## Objective
Would you transcribe the whole listing exactly, minus its pictures?

— Start —

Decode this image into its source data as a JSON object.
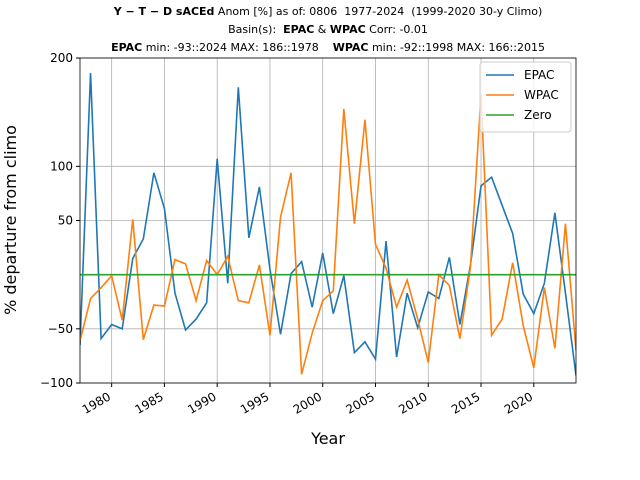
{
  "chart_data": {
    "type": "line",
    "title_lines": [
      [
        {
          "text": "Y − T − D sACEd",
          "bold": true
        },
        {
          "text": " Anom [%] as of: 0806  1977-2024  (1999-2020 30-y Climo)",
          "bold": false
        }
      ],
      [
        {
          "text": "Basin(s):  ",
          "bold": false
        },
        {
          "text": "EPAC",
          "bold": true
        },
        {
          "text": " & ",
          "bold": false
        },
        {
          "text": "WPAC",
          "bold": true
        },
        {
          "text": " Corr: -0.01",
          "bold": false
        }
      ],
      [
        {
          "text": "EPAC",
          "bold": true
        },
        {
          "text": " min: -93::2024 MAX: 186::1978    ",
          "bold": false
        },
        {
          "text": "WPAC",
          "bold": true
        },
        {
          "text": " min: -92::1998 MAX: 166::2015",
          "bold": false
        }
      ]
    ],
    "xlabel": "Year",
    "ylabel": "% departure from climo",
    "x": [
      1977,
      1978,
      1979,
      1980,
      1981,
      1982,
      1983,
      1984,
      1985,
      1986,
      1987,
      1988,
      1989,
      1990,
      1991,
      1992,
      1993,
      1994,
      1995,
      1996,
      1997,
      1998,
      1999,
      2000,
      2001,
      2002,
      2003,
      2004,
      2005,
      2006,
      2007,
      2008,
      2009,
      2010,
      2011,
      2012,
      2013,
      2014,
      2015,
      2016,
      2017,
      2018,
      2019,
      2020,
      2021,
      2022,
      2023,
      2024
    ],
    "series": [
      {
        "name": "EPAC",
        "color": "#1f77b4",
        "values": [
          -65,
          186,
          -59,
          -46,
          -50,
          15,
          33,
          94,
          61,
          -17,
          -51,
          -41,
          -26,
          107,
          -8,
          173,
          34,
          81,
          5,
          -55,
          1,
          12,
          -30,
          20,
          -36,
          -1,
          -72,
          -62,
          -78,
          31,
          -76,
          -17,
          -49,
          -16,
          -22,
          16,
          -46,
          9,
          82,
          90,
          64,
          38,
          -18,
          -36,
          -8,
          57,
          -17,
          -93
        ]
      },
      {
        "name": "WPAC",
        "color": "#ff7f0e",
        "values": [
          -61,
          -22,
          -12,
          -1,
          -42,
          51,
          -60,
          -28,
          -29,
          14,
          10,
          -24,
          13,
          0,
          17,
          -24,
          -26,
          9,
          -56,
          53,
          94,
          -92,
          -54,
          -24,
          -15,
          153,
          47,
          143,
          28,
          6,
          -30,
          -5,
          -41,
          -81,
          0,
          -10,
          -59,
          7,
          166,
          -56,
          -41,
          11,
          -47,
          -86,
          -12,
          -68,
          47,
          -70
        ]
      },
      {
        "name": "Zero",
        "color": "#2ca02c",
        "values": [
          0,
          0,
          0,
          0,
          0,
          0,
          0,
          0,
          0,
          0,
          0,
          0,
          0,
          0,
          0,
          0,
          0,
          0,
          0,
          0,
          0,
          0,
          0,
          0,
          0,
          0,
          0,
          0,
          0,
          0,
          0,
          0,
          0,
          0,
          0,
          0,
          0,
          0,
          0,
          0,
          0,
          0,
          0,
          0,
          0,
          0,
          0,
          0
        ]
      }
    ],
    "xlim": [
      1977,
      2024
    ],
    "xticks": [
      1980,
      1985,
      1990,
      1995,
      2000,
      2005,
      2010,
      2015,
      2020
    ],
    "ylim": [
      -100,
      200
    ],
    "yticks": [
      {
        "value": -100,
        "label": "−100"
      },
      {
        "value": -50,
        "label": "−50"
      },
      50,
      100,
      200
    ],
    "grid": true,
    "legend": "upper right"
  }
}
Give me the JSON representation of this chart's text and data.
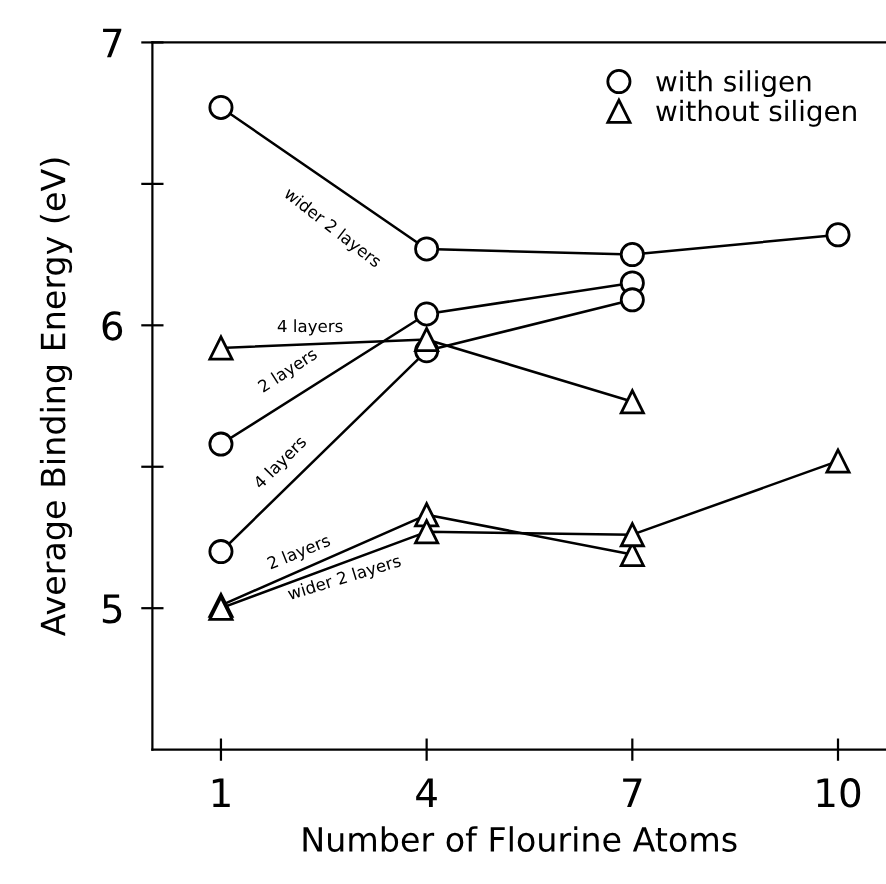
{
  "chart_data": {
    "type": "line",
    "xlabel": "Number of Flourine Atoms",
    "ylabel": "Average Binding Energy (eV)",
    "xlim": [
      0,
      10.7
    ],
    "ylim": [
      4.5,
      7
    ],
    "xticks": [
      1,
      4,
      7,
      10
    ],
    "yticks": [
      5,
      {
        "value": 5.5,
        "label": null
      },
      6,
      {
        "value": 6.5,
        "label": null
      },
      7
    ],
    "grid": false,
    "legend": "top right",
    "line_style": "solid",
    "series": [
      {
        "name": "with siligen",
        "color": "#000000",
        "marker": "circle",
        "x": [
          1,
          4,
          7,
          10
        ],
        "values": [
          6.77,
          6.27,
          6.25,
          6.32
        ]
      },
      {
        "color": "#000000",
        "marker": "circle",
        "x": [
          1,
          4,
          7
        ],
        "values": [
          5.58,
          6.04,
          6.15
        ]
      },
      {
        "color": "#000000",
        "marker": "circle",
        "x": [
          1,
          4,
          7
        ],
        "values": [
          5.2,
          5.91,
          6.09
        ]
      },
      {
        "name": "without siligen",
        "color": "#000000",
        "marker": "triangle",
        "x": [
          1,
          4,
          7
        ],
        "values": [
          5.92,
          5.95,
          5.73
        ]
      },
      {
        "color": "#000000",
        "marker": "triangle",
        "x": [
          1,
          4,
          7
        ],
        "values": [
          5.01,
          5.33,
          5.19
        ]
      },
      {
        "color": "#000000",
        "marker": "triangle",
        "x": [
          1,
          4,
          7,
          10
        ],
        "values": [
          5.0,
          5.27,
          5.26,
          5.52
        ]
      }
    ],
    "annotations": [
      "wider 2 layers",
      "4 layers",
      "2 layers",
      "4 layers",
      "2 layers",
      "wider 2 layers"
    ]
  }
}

— End —

## Result for this exercise
Decode this image into its source data as a JSON object.
{
  "chart_data": {
    "type": "line",
    "title_lines": [
      [
        {
          "text": "Y − T − D sACEd",
          "bold": true
        },
        {
          "text": " Anom [%] as of: 0806  1977-2024  (1999-2020 30-y Climo)",
          "bold": false
        }
      ],
      [
        {
          "text": "Basin(s):  ",
          "bold": false
        },
        {
          "text": "EPAC",
          "bold": true
        },
        {
          "text": " & ",
          "bold": false
        },
        {
          "text": "WPAC",
          "bold": true
        },
        {
          "text": " Corr: -0.01",
          "bold": false
        }
      ],
      [
        {
          "text": "EPAC",
          "bold": true
        },
        {
          "text": " min: -93::2024 MAX: 186::1978    ",
          "bold": false
        },
        {
          "text": "WPAC",
          "bold": true
        },
        {
          "text": " min: -92::1998 MAX: 166::2015",
          "bold": false
        }
      ]
    ],
    "xlabel": "Year",
    "ylabel": "% departure from climo",
    "x": [
      1977,
      1978,
      1979,
      1980,
      1981,
      1982,
      1983,
      1984,
      1985,
      1986,
      1987,
      1988,
      1989,
      1990,
      1991,
      1992,
      1993,
      1994,
      1995,
      1996,
      1997,
      1998,
      1999,
      2000,
      2001,
      2002,
      2003,
      2004,
      2005,
      2006,
      2007,
      2008,
      2009,
      2010,
      2011,
      2012,
      2013,
      2014,
      2015,
      2016,
      2017,
      2018,
      2019,
      2020,
      2021,
      2022,
      2023,
      2024
    ],
    "series": [
      {
        "name": "EPAC",
        "color": "#1f77b4",
        "values": [
          -65,
          186,
          -59,
          -46,
          -50,
          15,
          33,
          94,
          61,
          -17,
          -51,
          -41,
          -26,
          107,
          -8,
          173,
          34,
          81,
          5,
          -55,
          1,
          12,
          -30,
          20,
          -36,
          -1,
          -72,
          -62,
          -78,
          31,
          -76,
          -17,
          -49,
          -16,
          -22,
          16,
          -46,
          9,
          82,
          90,
          64,
          38,
          -18,
          -36,
          -8,
          57,
          -17,
          -93
        ]
      },
      {
        "name": "WPAC",
        "color": "#ff7f0e",
        "values": [
          -61,
          -22,
          -12,
          -1,
          -42,
          51,
          -60,
          -28,
          -29,
          14,
          10,
          -24,
          13,
          0,
          17,
          -24,
          -26,
          9,
          -56,
          53,
          94,
          -92,
          -54,
          -24,
          -15,
          153,
          47,
          143,
          28,
          6,
          -30,
          -5,
          -41,
          -81,
          0,
          -10,
          -59,
          7,
          166,
          -56,
          -41,
          11,
          -47,
          -86,
          -12,
          -68,
          47,
          -70
        ]
      },
      {
        "name": "Zero",
        "color": "#2ca02c",
        "values": [
          0,
          0,
          0,
          0,
          0,
          0,
          0,
          0,
          0,
          0,
          0,
          0,
          0,
          0,
          0,
          0,
          0,
          0,
          0,
          0,
          0,
          0,
          0,
          0,
          0,
          0,
          0,
          0,
          0,
          0,
          0,
          0,
          0,
          0,
          0,
          0,
          0,
          0,
          0,
          0,
          0,
          0,
          0,
          0,
          0,
          0,
          0,
          0
        ]
      }
    ],
    "xlim": [
      1977,
      2024
    ],
    "xticks": [
      1980,
      1985,
      1990,
      1995,
      2000,
      2005,
      2010,
      2015,
      2020
    ],
    "ylim": [
      -100,
      200
    ],
    "yticks": [
      {
        "value": -100,
        "label": "−100"
      },
      {
        "value": -50,
        "label": "−50"
      },
      50,
      100,
      200
    ],
    "grid": true,
    "legend": "upper right"
  }
}
Give me the JSON representation of this chart's text and data.
{
  "chart_data": {
    "type": "line",
    "xlabel": "Number of Flourine Atoms",
    "ylabel": "Average Binding Energy (eV)",
    "xlim": [
      0,
      10.7
    ],
    "ylim": [
      4.5,
      7
    ],
    "xticks": [
      1,
      4,
      7,
      10
    ],
    "yticks": [
      5,
      {
        "value": 5.5,
        "label": null
      },
      6,
      {
        "value": 6.5,
        "label": null
      },
      7
    ],
    "grid": false,
    "legend": "top right",
    "line_style": "solid",
    "series": [
      {
        "name": "with siligen",
        "color": "#000000",
        "marker": "circle",
        "x": [
          1,
          4,
          7,
          10
        ],
        "values": [
          6.77,
          6.27,
          6.25,
          6.32
        ]
      },
      {
        "color": "#000000",
        "marker": "circle",
        "x": [
          1,
          4,
          7
        ],
        "values": [
          5.58,
          6.04,
          6.15
        ]
      },
      {
        "color": "#000000",
        "marker": "circle",
        "x": [
          1,
          4,
          7
        ],
        "values": [
          5.2,
          5.91,
          6.09
        ]
      },
      {
        "name": "without siligen",
        "color": "#000000",
        "marker": "triangle",
        "x": [
          1,
          4,
          7
        ],
        "values": [
          5.92,
          5.95,
          5.73
        ]
      },
      {
        "color": "#000000",
        "marker": "triangle",
        "x": [
          1,
          4,
          7
        ],
        "values": [
          5.01,
          5.33,
          5.19
        ]
      },
      {
        "color": "#000000",
        "marker": "triangle",
        "x": [
          1,
          4,
          7,
          10
        ],
        "values": [
          5.0,
          5.27,
          5.26,
          5.52
        ]
      }
    ],
    "annotations": [
      "wider 2 layers",
      "4 layers",
      "2 layers",
      "4 layers",
      "2 layers",
      "wider 2 layers"
    ]
  }
}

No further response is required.